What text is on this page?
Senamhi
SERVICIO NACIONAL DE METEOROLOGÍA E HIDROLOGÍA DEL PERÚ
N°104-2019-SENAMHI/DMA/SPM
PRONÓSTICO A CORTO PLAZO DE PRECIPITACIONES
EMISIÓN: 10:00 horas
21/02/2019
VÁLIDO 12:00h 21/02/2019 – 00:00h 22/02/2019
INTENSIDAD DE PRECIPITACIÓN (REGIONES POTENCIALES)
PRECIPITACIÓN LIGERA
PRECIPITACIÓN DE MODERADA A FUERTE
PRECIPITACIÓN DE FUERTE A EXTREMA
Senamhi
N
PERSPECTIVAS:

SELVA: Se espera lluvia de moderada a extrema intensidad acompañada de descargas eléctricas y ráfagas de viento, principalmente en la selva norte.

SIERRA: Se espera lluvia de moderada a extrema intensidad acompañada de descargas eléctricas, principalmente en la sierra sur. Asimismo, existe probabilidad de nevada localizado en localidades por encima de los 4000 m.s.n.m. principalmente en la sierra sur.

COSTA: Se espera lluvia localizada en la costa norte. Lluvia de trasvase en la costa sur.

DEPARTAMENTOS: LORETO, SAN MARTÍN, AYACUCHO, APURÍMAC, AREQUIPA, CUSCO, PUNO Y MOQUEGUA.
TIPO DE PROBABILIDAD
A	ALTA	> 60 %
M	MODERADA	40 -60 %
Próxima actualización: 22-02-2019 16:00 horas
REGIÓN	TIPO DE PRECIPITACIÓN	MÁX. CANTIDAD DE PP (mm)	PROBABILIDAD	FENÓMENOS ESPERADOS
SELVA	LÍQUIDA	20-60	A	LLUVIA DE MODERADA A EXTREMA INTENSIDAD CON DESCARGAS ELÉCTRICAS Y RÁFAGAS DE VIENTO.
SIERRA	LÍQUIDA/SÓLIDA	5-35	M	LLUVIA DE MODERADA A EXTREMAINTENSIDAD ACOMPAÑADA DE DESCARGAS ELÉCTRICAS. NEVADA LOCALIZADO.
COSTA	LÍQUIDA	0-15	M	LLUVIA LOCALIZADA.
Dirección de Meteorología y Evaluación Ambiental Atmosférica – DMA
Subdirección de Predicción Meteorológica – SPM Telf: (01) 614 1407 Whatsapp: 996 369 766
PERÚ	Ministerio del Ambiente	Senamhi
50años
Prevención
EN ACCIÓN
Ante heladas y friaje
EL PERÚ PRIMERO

§ **Set exercise**:
Using the listing, collect all lines in which the string "FUERTE" is found.

§ **Full solution**:
PRECIPITACIÓN DE MODERADA A FUERTE
PRECIPITACIÓN DE FUERTE A EXTREMA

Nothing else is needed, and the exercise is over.